▶ Set task
Scan the data below for the string "railings". Copy every line where it appears.

▶ Material shown
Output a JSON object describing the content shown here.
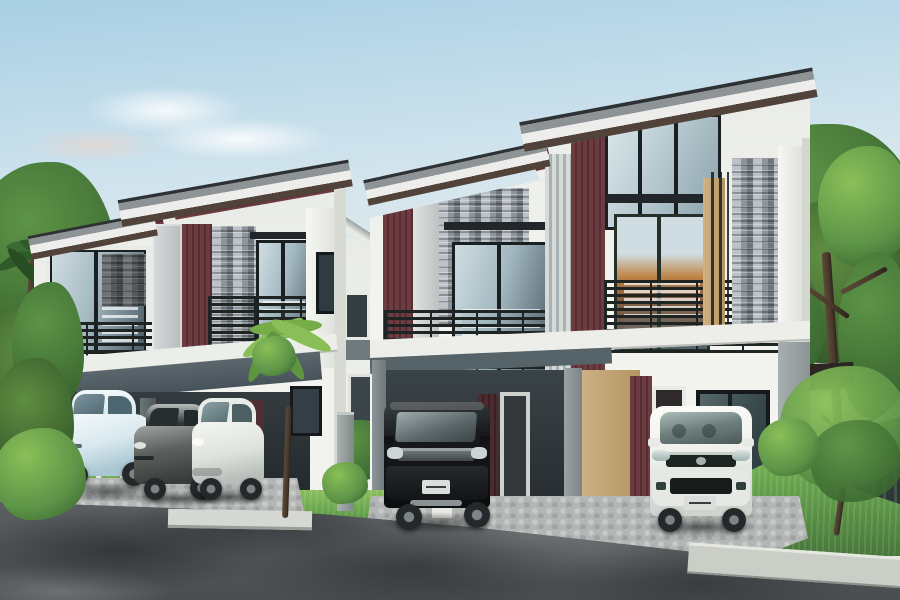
{
  "meta": {
    "type": "architectural-rendering",
    "subject": "Modern two-storey duplex townhouses with balconies, carports, five parked cars and landscaped street",
    "style": "photo-real 3D real-estate render",
    "time_of_day": "late afternoon, warm horizon light at left"
  },
  "palette": {
    "sky_top": "#a8cfe4",
    "sky_mid": "#cfe3ed",
    "sky_warm": "#f5ead9",
    "glow": "#ffe9cf",
    "roof_dark": "#2e3234",
    "roof_face": "#8e9396",
    "fascia": "#edeeec",
    "eave_shadow": "#51423a",
    "maroon": "#6e3c40",
    "maroon_dark": "#532e33",
    "stone_light": "#bcc2c7",
    "stone_mid": "#8d949a",
    "stone_dark": "#6f767c",
    "wall_white": "#eff0ec",
    "wall_shade": "#d8dad4",
    "wall_gray": "#9aa2a4",
    "tan_wall": "#c6a97e",
    "frame": "#1a1f21",
    "railing": "#1d2422",
    "glass_hi": "#cfdde2",
    "glass_mid": "#a4b9c1",
    "glass_lo": "#4b5c66",
    "glass_warm": "#c08448",
    "carport": "#4e5a60",
    "carport_interior": "#2c3336",
    "road": "#54585a",
    "road_dark": "#393d3f",
    "road_light": "#83888a",
    "cobble": "#b3b6b4",
    "cobble_light": "#c7cac7",
    "cobble_dark": "#9fa2a0",
    "grass": "#66a24c",
    "grass_light": "#8cc05e",
    "grass_dark": "#47763a",
    "leaf_light": "#8abf58",
    "leaf_mid": "#5d9447",
    "leaf_dark": "#39652f",
    "trunk": "#4a3a2c",
    "fence_dark": "#2c3836",
    "fence_light": "#e7ece8",
    "sidewalk": "#cbcdc7",
    "curb": "#d6d8d4",
    "car_blue": "#d9e9ef",
    "car_graphite": "#5c615e",
    "car_white": "#eff1ed",
    "car_black": "#17191b",
    "suv_white": "#f0f1ed",
    "plate": "#dcdedb"
  },
  "scene": {
    "sky": {
      "description": "clear sky, light blue above fading to warm cream at the left horizon",
      "clouds": 2
    },
    "buildings": [
      {
        "id": "house-left",
        "type": "duplex townhouse",
        "storeys": 2,
        "features": [
          "stepped skillion roof",
          "maroon slat accent panels",
          "stone veneer columns",
          "glass balcony doors",
          "dark metal balcony railings",
          "double carport"
        ],
        "parked_cars": 3
      },
      {
        "id": "house-right",
        "type": "duplex townhouse",
        "storeys": 2,
        "features": [
          "stepped skillion roof",
          "maroon slat accent panels",
          "stone veneer columns",
          "tan porch wall",
          "balcony railings",
          "carport"
        ],
        "parked_cars": 2
      },
      {
        "id": "house-background",
        "type": "townhouse behind gap",
        "features": [
          "white wall",
          "gray band",
          "small windows"
        ]
      }
    ],
    "cars": [
      {
        "id": "car-1",
        "color": "pale blue",
        "body": "compact hatchback"
      },
      {
        "id": "car-2",
        "color": "graphite gray",
        "body": "sedan"
      },
      {
        "id": "car-3",
        "color": "white",
        "body": "compact hatchback"
      },
      {
        "id": "car-4",
        "color": "black",
        "body": "MPV / SUV",
        "license_plate": true
      },
      {
        "id": "car-5",
        "color": "white",
        "body": "SUV front view",
        "license_plate": true
      }
    ],
    "vegetation": [
      "left tree cluster with palm trunk",
      "bright palm shrub mid-frame",
      "small trees in gap between houses",
      "large leafy tree right",
      "small garden tree on right lawn",
      "lawn strips"
    ],
    "ground": [
      "dark asphalt road with dappled tree shadows",
      "cobblestone driveways",
      "concrete curb slab",
      "diagonal sidewalk right",
      "green lawns"
    ],
    "fences": [
      {
        "side": "left",
        "style": "light posts"
      },
      {
        "side": "right",
        "style": "dark slats"
      }
    ],
    "structures": [
      "gray gate pillar between lots",
      "white gate block",
      "dark beam behind right tree"
    ]
  }
}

▶ Exercise answer
          "dark metal balcony railings",
          "balcony railings",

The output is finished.